• Written instruction: Drop the pictures, then extract the listing word for word.

• Data shown:
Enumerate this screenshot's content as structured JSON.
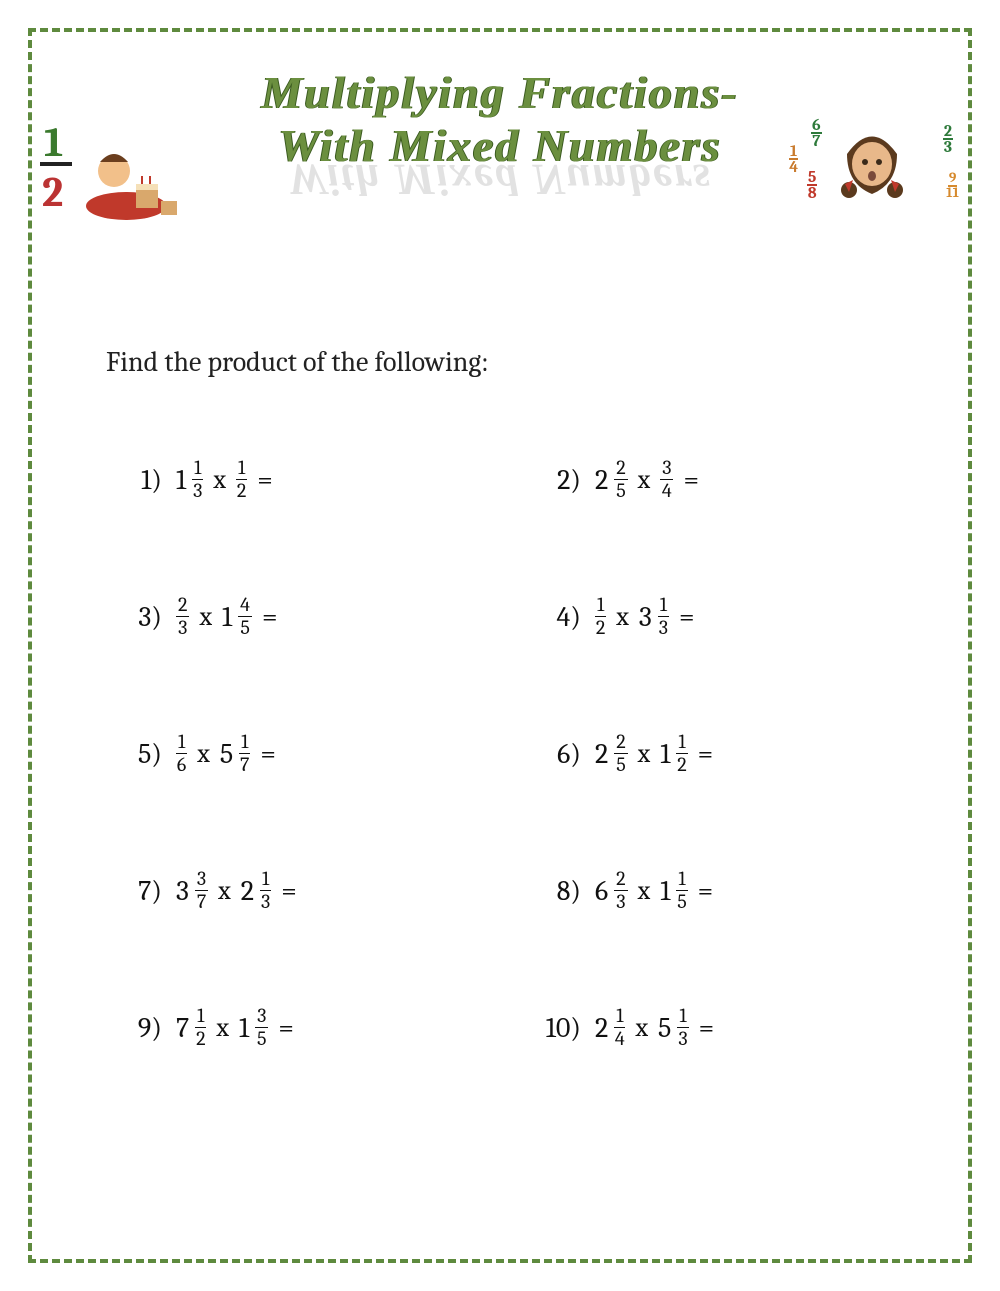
{
  "border_color": "#5e8a3e",
  "background_color": "#ffffff",
  "title": {
    "line1": "Multiplying Fractions-",
    "line2": "With Mixed Numbers",
    "color": "#6b8f3f",
    "font": "cursive",
    "fontsize": 46,
    "reflection_color": "#d0d0d0"
  },
  "clipart_left": {
    "description": "boy-eating-cake",
    "big_fraction": {
      "num": "1",
      "den": "2",
      "num_color": "#3b7a2e",
      "den_color": "#b33"
    }
  },
  "clipart_right": {
    "description": "girl-face",
    "fractions": [
      {
        "num": "1",
        "den": "4",
        "color": "#c97b2e"
      },
      {
        "num": "6",
        "den": "7",
        "color": "#2e7a3b"
      },
      {
        "num": "5",
        "den": "8",
        "color": "#c0392b"
      },
      {
        "num": "2",
        "den": "3",
        "color": "#2e7a3b"
      },
      {
        "num": "9",
        "den": "11",
        "color": "#d68a2e"
      }
    ]
  },
  "instruction": "Find the product of the following:",
  "instruction_fontsize": 28,
  "problem_fontsize": 28,
  "fraction_fontsize": 20,
  "text_color": "#111111",
  "problems": [
    {
      "n": "1)",
      "a": {
        "whole": "1",
        "num": "1",
        "den": "3"
      },
      "b": {
        "whole": "",
        "num": "1",
        "den": "2"
      }
    },
    {
      "n": "2)",
      "a": {
        "whole": "2",
        "num": "2",
        "den": "5"
      },
      "b": {
        "whole": "",
        "num": "3",
        "den": "4"
      }
    },
    {
      "n": "3)",
      "a": {
        "whole": "",
        "num": "2",
        "den": "3"
      },
      "b": {
        "whole": "1",
        "num": "4",
        "den": "5"
      }
    },
    {
      "n": "4)",
      "a": {
        "whole": "",
        "num": "1",
        "den": "2"
      },
      "b": {
        "whole": "3",
        "num": "1",
        "den": "3"
      }
    },
    {
      "n": "5)",
      "a": {
        "whole": "",
        "num": "1",
        "den": "6"
      },
      "b": {
        "whole": "5",
        "num": "1",
        "den": "7"
      }
    },
    {
      "n": "6)",
      "a": {
        "whole": "2",
        "num": "2",
        "den": "5"
      },
      "b": {
        "whole": "1",
        "num": "1",
        "den": "2"
      }
    },
    {
      "n": "7)",
      "a": {
        "whole": "3",
        "num": "3",
        "den": "7"
      },
      "b": {
        "whole": "2",
        "num": "1",
        "den": "3"
      }
    },
    {
      "n": "8)",
      "a": {
        "whole": "6",
        "num": "2",
        "den": "3"
      },
      "b": {
        "whole": "1",
        "num": "1",
        "den": "5"
      }
    },
    {
      "n": "9)",
      "a": {
        "whole": "7",
        "num": "1",
        "den": "2"
      },
      "b": {
        "whole": "1",
        "num": "3",
        "den": "5"
      }
    },
    {
      "n": "10)",
      "a": {
        "whole": "2",
        "num": "1",
        "den": "4"
      },
      "b": {
        "whole": "5",
        "num": "1",
        "den": "3"
      }
    }
  ],
  "multiply_symbol": "x",
  "equals_symbol": "="
}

• Task result:
Enumerate this screenshot's content as structured JSON.
{
  "border_color": "#5e8a3e",
  "background_color": "#ffffff",
  "title": {
    "line1": "Multiplying Fractions-",
    "line2": "With Mixed Numbers",
    "color": "#6b8f3f",
    "font": "cursive",
    "fontsize": 46,
    "reflection_color": "#d0d0d0"
  },
  "clipart_left": {
    "description": "boy-eating-cake",
    "big_fraction": {
      "num": "1",
      "den": "2",
      "num_color": "#3b7a2e",
      "den_color": "#b33"
    }
  },
  "clipart_right": {
    "description": "girl-face",
    "fractions": [
      {
        "num": "1",
        "den": "4",
        "color": "#c97b2e"
      },
      {
        "num": "6",
        "den": "7",
        "color": "#2e7a3b"
      },
      {
        "num": "5",
        "den": "8",
        "color": "#c0392b"
      },
      {
        "num": "2",
        "den": "3",
        "color": "#2e7a3b"
      },
      {
        "num": "9",
        "den": "11",
        "color": "#d68a2e"
      }
    ]
  },
  "instruction": "Find the product of the following:",
  "instruction_fontsize": 28,
  "problem_fontsize": 28,
  "fraction_fontsize": 20,
  "text_color": "#111111",
  "problems": [
    {
      "n": "1)",
      "a": {
        "whole": "1",
        "num": "1",
        "den": "3"
      },
      "b": {
        "whole": "",
        "num": "1",
        "den": "2"
      }
    },
    {
      "n": "2)",
      "a": {
        "whole": "2",
        "num": "2",
        "den": "5"
      },
      "b": {
        "whole": "",
        "num": "3",
        "den": "4"
      }
    },
    {
      "n": "3)",
      "a": {
        "whole": "",
        "num": "2",
        "den": "3"
      },
      "b": {
        "whole": "1",
        "num": "4",
        "den": "5"
      }
    },
    {
      "n": "4)",
      "a": {
        "whole": "",
        "num": "1",
        "den": "2"
      },
      "b": {
        "whole": "3",
        "num": "1",
        "den": "3"
      }
    },
    {
      "n": "5)",
      "a": {
        "whole": "",
        "num": "1",
        "den": "6"
      },
      "b": {
        "whole": "5",
        "num": "1",
        "den": "7"
      }
    },
    {
      "n": "6)",
      "a": {
        "whole": "2",
        "num": "2",
        "den": "5"
      },
      "b": {
        "whole": "1",
        "num": "1",
        "den": "2"
      }
    },
    {
      "n": "7)",
      "a": {
        "whole": "3",
        "num": "3",
        "den": "7"
      },
      "b": {
        "whole": "2",
        "num": "1",
        "den": "3"
      }
    },
    {
      "n": "8)",
      "a": {
        "whole": "6",
        "num": "2",
        "den": "3"
      },
      "b": {
        "whole": "1",
        "num": "1",
        "den": "5"
      }
    },
    {
      "n": "9)",
      "a": {
        "whole": "7",
        "num": "1",
        "den": "2"
      },
      "b": {
        "whole": "1",
        "num": "3",
        "den": "5"
      }
    },
    {
      "n": "10)",
      "a": {
        "whole": "2",
        "num": "1",
        "den": "4"
      },
      "b": {
        "whole": "5",
        "num": "1",
        "den": "3"
      }
    }
  ],
  "multiply_symbol": "x",
  "equals_symbol": "="
}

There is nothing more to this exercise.